::: Input records

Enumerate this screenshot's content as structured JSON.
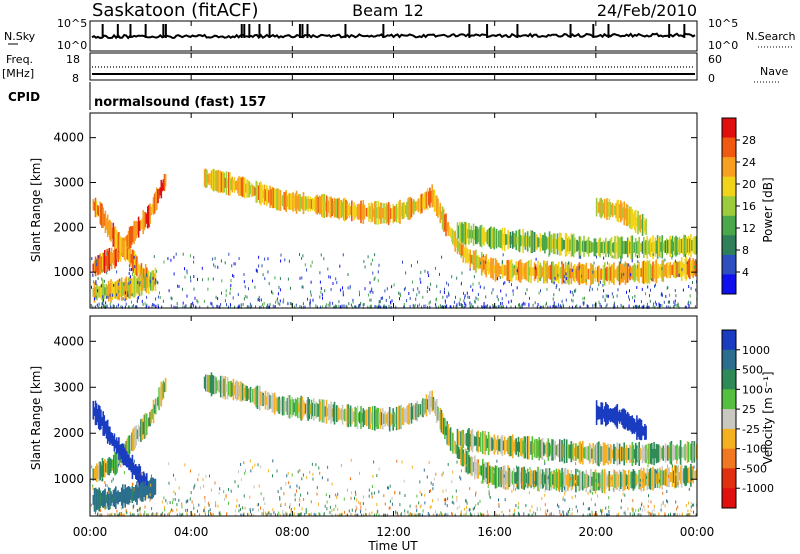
{
  "header": {
    "station": "Saskatoon (fitACF)",
    "beam": "Beam 12",
    "date": "24/Feb/2010"
  },
  "nsky_panel": {
    "left_label": "N.Sky",
    "right_label": "N.Search",
    "left_ticks": [
      "10^5",
      "10^0"
    ],
    "right_ticks": [
      "10^5",
      "10^0"
    ],
    "spike_hours": [
      0.5,
      1.1,
      1.6,
      2.2,
      2.9,
      3.0,
      6.0,
      6.1,
      6.3,
      6.7,
      7.1,
      8.3,
      8.4,
      8.6,
      10.1,
      11.6,
      15.0,
      15.7,
      16.9,
      19.0,
      19.9,
      20.5,
      22.9,
      23.5
    ]
  },
  "freq_panel": {
    "left_label_1": "Freq.",
    "left_label_2": "[MHz]",
    "right_label": "Nave",
    "left_ticks": [
      "18",
      "8"
    ],
    "right_ticks": [
      "60",
      "0"
    ]
  },
  "cpid_panel": {
    "label": "CPID",
    "value": "normalsound (fast) 157"
  },
  "x_axis": {
    "ticks": [
      "00:00",
      "04:00",
      "08:00",
      "12:00",
      "16:00",
      "20:00",
      "00:00"
    ],
    "label": "Time UT"
  },
  "chart_data": [
    {
      "type": "heatmap",
      "title": "",
      "ylabel": "Slant Range [km]",
      "xlabel": "",
      "x_range_hours": [
        0,
        24
      ],
      "ylim": [
        200,
        4550
      ],
      "y_ticks": [
        "4000",
        "3000",
        "2000",
        "1000"
      ],
      "colorbar": {
        "label": "Power [dB]",
        "ticks": [
          "28",
          "24",
          "20",
          "16",
          "12",
          "8",
          "4"
        ],
        "range": [
          0,
          30
        ],
        "colors": [
          "#1010ee",
          "#2d4fbf",
          "#2e7f5a",
          "#4aa84a",
          "#9ccc3c",
          "#f2d31c",
          "#f7a020",
          "#f05a10",
          "#e01010"
        ]
      },
      "echo_bands": [
        {
          "name": "main F-region echo",
          "points": [
            [
              0.1,
              1100
            ],
            [
              0.6,
              1250
            ],
            [
              1.0,
              1350
            ],
            [
              1.4,
              1650
            ],
            [
              1.8,
              1950
            ],
            [
              2.3,
              2250
            ],
            [
              2.7,
              2750
            ],
            [
              3.0,
              3100
            ]
          ],
          "power": 24
        },
        {
          "name": "descending echo",
          "points": [
            [
              0.1,
              2500
            ],
            [
              0.4,
              2300
            ],
            [
              0.8,
              1900
            ],
            [
              1.2,
              1600
            ],
            [
              1.6,
              1300
            ],
            [
              2.0,
              1000
            ],
            [
              2.3,
              850
            ]
          ],
          "power": 22
        },
        {
          "name": "near-range echo",
          "points": [
            [
              0.1,
              550
            ],
            [
              0.8,
              580
            ],
            [
              1.5,
              650
            ],
            [
              2.2,
              750
            ],
            [
              2.6,
              850
            ]
          ],
          "power": 18
        },
        {
          "name": "late-morning echo",
          "points": [
            [
              4.5,
              3100
            ],
            [
              6.0,
              2900
            ],
            [
              7.5,
              2600
            ],
            [
              9.0,
              2500
            ],
            [
              10.5,
              2350
            ],
            [
              12.0,
              2300
            ],
            [
              13.0,
              2500
            ],
            [
              13.5,
              2700
            ],
            [
              14.0,
              2100
            ],
            [
              14.5,
              1600
            ],
            [
              15.0,
              1300
            ],
            [
              16.0,
              1050
            ],
            [
              18.0,
              1000
            ],
            [
              20.0,
              950
            ],
            [
              22.0,
              1000
            ],
            [
              24.0,
              1100
            ]
          ],
          "power": 20
        },
        {
          "name": "afternoon secondary echo",
          "points": [
            [
              14.5,
              1900
            ],
            [
              16.0,
              1750
            ],
            [
              18.0,
              1650
            ],
            [
              20.0,
              1550
            ],
            [
              22.0,
              1550
            ],
            [
              24.0,
              1600
            ]
          ],
          "power": 14
        },
        {
          "name": "evening high-range echo",
          "points": [
            [
              20.0,
              2450
            ],
            [
              21.0,
              2350
            ],
            [
              21.5,
              2150
            ],
            [
              22.0,
              2000
            ]
          ],
          "power": 18
        }
      ]
    },
    {
      "type": "heatmap",
      "title": "",
      "ylabel": "Slant Range [km]",
      "xlabel": "Time UT",
      "x_range_hours": [
        0,
        24
      ],
      "ylim": [
        200,
        4550
      ],
      "y_ticks": [
        "4000",
        "3000",
        "2000",
        "1000"
      ],
      "colorbar": {
        "label": "Velocity [m s⁻¹]",
        "ticks": [
          "1000",
          "500",
          "100",
          "25",
          "-25",
          "-100",
          "-500",
          "-1000"
        ],
        "colors": [
          "#1a3cc0",
          "#2c6e8e",
          "#2e8b57",
          "#55c040",
          "#c8c8c0",
          "#f4b020",
          "#f07820",
          "#e03010",
          "#e01010"
        ]
      },
      "echo_bands": [
        {
          "name": "main F-region echo",
          "points": [
            [
              0.1,
              1100
            ],
            [
              0.6,
              1250
            ],
            [
              1.0,
              1350
            ],
            [
              1.4,
              1650
            ],
            [
              1.8,
              1950
            ],
            [
              2.3,
              2250
            ],
            [
              2.7,
              2750
            ],
            [
              3.0,
              3100
            ]
          ],
          "velocity": 0
        },
        {
          "name": "descending echo",
          "points": [
            [
              0.1,
              2500
            ],
            [
              0.4,
              2300
            ],
            [
              0.8,
              1900
            ],
            [
              1.2,
              1600
            ],
            [
              1.6,
              1300
            ],
            [
              2.0,
              1000
            ],
            [
              2.3,
              850
            ]
          ],
          "velocity": 800
        },
        {
          "name": "near-range echo",
          "points": [
            [
              0.1,
              550
            ],
            [
              0.8,
              580
            ],
            [
              1.5,
              650
            ],
            [
              2.2,
              750
            ],
            [
              2.6,
              850
            ]
          ],
          "velocity": 150
        },
        {
          "name": "late-morning echo",
          "points": [
            [
              4.5,
              3100
            ],
            [
              6.0,
              2900
            ],
            [
              7.5,
              2600
            ],
            [
              9.0,
              2500
            ],
            [
              10.5,
              2350
            ],
            [
              12.0,
              2300
            ],
            [
              13.0,
              2500
            ],
            [
              13.5,
              2700
            ],
            [
              14.0,
              2100
            ],
            [
              14.5,
              1600
            ],
            [
              15.0,
              1300
            ],
            [
              16.0,
              1050
            ],
            [
              18.0,
              1000
            ],
            [
              20.0,
              950
            ],
            [
              22.0,
              1000
            ],
            [
              24.0,
              1100
            ]
          ],
          "velocity": 0
        },
        {
          "name": "afternoon secondary echo",
          "points": [
            [
              14.5,
              1900
            ],
            [
              16.0,
              1750
            ],
            [
              18.0,
              1650
            ],
            [
              20.0,
              1550
            ],
            [
              22.0,
              1550
            ],
            [
              24.0,
              1600
            ]
          ],
          "velocity": 0
        },
        {
          "name": "evening high-range echo",
          "points": [
            [
              20.0,
              2450
            ],
            [
              21.0,
              2350
            ],
            [
              21.5,
              2150
            ],
            [
              22.0,
              2000
            ]
          ],
          "velocity": 600
        }
      ]
    }
  ]
}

::::::

* [Exercise directions] Your job is to transcribe the entries above exactly; skip the pictures.

* [Exercise answer]
Enumerate this screenshot's content as structured JSON.
{
  "header": {
    "station": "Saskatoon (fitACF)",
    "beam": "Beam 12",
    "date": "24/Feb/2010"
  },
  "nsky_panel": {
    "left_label": "N.Sky",
    "right_label": "N.Search",
    "left_ticks": [
      "10^5",
      "10^0"
    ],
    "right_ticks": [
      "10^5",
      "10^0"
    ],
    "spike_hours": [
      0.5,
      1.1,
      1.6,
      2.2,
      2.9,
      3.0,
      6.0,
      6.1,
      6.3,
      6.7,
      7.1,
      8.3,
      8.4,
      8.6,
      10.1,
      11.6,
      15.0,
      15.7,
      16.9,
      19.0,
      19.9,
      20.5,
      22.9,
      23.5
    ]
  },
  "freq_panel": {
    "left_label_1": "Freq.",
    "left_label_2": "[MHz]",
    "right_label": "Nave",
    "left_ticks": [
      "18",
      "8"
    ],
    "right_ticks": [
      "60",
      "0"
    ]
  },
  "cpid_panel": {
    "label": "CPID",
    "value": "normalsound (fast) 157"
  },
  "x_axis": {
    "ticks": [
      "00:00",
      "04:00",
      "08:00",
      "12:00",
      "16:00",
      "20:00",
      "00:00"
    ],
    "label": "Time UT"
  },
  "chart_data": [
    {
      "type": "heatmap",
      "title": "",
      "ylabel": "Slant Range [km]",
      "xlabel": "",
      "x_range_hours": [
        0,
        24
      ],
      "ylim": [
        200,
        4550
      ],
      "y_ticks": [
        "4000",
        "3000",
        "2000",
        "1000"
      ],
      "colorbar": {
        "label": "Power [dB]",
        "ticks": [
          "28",
          "24",
          "20",
          "16",
          "12",
          "8",
          "4"
        ],
        "range": [
          0,
          30
        ],
        "colors": [
          "#1010ee",
          "#2d4fbf",
          "#2e7f5a",
          "#4aa84a",
          "#9ccc3c",
          "#f2d31c",
          "#f7a020",
          "#f05a10",
          "#e01010"
        ]
      },
      "echo_bands": [
        {
          "name": "main F-region echo",
          "points": [
            [
              0.1,
              1100
            ],
            [
              0.6,
              1250
            ],
            [
              1.0,
              1350
            ],
            [
              1.4,
              1650
            ],
            [
              1.8,
              1950
            ],
            [
              2.3,
              2250
            ],
            [
              2.7,
              2750
            ],
            [
              3.0,
              3100
            ]
          ],
          "power": 24
        },
        {
          "name": "descending echo",
          "points": [
            [
              0.1,
              2500
            ],
            [
              0.4,
              2300
            ],
            [
              0.8,
              1900
            ],
            [
              1.2,
              1600
            ],
            [
              1.6,
              1300
            ],
            [
              2.0,
              1000
            ],
            [
              2.3,
              850
            ]
          ],
          "power": 22
        },
        {
          "name": "near-range echo",
          "points": [
            [
              0.1,
              550
            ],
            [
              0.8,
              580
            ],
            [
              1.5,
              650
            ],
            [
              2.2,
              750
            ],
            [
              2.6,
              850
            ]
          ],
          "power": 18
        },
        {
          "name": "late-morning echo",
          "points": [
            [
              4.5,
              3100
            ],
            [
              6.0,
              2900
            ],
            [
              7.5,
              2600
            ],
            [
              9.0,
              2500
            ],
            [
              10.5,
              2350
            ],
            [
              12.0,
              2300
            ],
            [
              13.0,
              2500
            ],
            [
              13.5,
              2700
            ],
            [
              14.0,
              2100
            ],
            [
              14.5,
              1600
            ],
            [
              15.0,
              1300
            ],
            [
              16.0,
              1050
            ],
            [
              18.0,
              1000
            ],
            [
              20.0,
              950
            ],
            [
              22.0,
              1000
            ],
            [
              24.0,
              1100
            ]
          ],
          "power": 20
        },
        {
          "name": "afternoon secondary echo",
          "points": [
            [
              14.5,
              1900
            ],
            [
              16.0,
              1750
            ],
            [
              18.0,
              1650
            ],
            [
              20.0,
              1550
            ],
            [
              22.0,
              1550
            ],
            [
              24.0,
              1600
            ]
          ],
          "power": 14
        },
        {
          "name": "evening high-range echo",
          "points": [
            [
              20.0,
              2450
            ],
            [
              21.0,
              2350
            ],
            [
              21.5,
              2150
            ],
            [
              22.0,
              2000
            ]
          ],
          "power": 18
        }
      ]
    },
    {
      "type": "heatmap",
      "title": "",
      "ylabel": "Slant Range [km]",
      "xlabel": "Time UT",
      "x_range_hours": [
        0,
        24
      ],
      "ylim": [
        200,
        4550
      ],
      "y_ticks": [
        "4000",
        "3000",
        "2000",
        "1000"
      ],
      "colorbar": {
        "label": "Velocity [m s⁻¹]",
        "ticks": [
          "1000",
          "500",
          "100",
          "25",
          "-25",
          "-100",
          "-500",
          "-1000"
        ],
        "colors": [
          "#1a3cc0",
          "#2c6e8e",
          "#2e8b57",
          "#55c040",
          "#c8c8c0",
          "#f4b020",
          "#f07820",
          "#e03010",
          "#e01010"
        ]
      },
      "echo_bands": [
        {
          "name": "main F-region echo",
          "points": [
            [
              0.1,
              1100
            ],
            [
              0.6,
              1250
            ],
            [
              1.0,
              1350
            ],
            [
              1.4,
              1650
            ],
            [
              1.8,
              1950
            ],
            [
              2.3,
              2250
            ],
            [
              2.7,
              2750
            ],
            [
              3.0,
              3100
            ]
          ],
          "velocity": 0
        },
        {
          "name": "descending echo",
          "points": [
            [
              0.1,
              2500
            ],
            [
              0.4,
              2300
            ],
            [
              0.8,
              1900
            ],
            [
              1.2,
              1600
            ],
            [
              1.6,
              1300
            ],
            [
              2.0,
              1000
            ],
            [
              2.3,
              850
            ]
          ],
          "velocity": 800
        },
        {
          "name": "near-range echo",
          "points": [
            [
              0.1,
              550
            ],
            [
              0.8,
              580
            ],
            [
              1.5,
              650
            ],
            [
              2.2,
              750
            ],
            [
              2.6,
              850
            ]
          ],
          "velocity": 150
        },
        {
          "name": "late-morning echo",
          "points": [
            [
              4.5,
              3100
            ],
            [
              6.0,
              2900
            ],
            [
              7.5,
              2600
            ],
            [
              9.0,
              2500
            ],
            [
              10.5,
              2350
            ],
            [
              12.0,
              2300
            ],
            [
              13.0,
              2500
            ],
            [
              13.5,
              2700
            ],
            [
              14.0,
              2100
            ],
            [
              14.5,
              1600
            ],
            [
              15.0,
              1300
            ],
            [
              16.0,
              1050
            ],
            [
              18.0,
              1000
            ],
            [
              20.0,
              950
            ],
            [
              22.0,
              1000
            ],
            [
              24.0,
              1100
            ]
          ],
          "velocity": 0
        },
        {
          "name": "afternoon secondary echo",
          "points": [
            [
              14.5,
              1900
            ],
            [
              16.0,
              1750
            ],
            [
              18.0,
              1650
            ],
            [
              20.0,
              1550
            ],
            [
              22.0,
              1550
            ],
            [
              24.0,
              1600
            ]
          ],
          "velocity": 0
        },
        {
          "name": "evening high-range echo",
          "points": [
            [
              20.0,
              2450
            ],
            [
              21.0,
              2350
            ],
            [
              21.5,
              2150
            ],
            [
              22.0,
              2000
            ]
          ],
          "velocity": 600
        }
      ]
    }
  ]
}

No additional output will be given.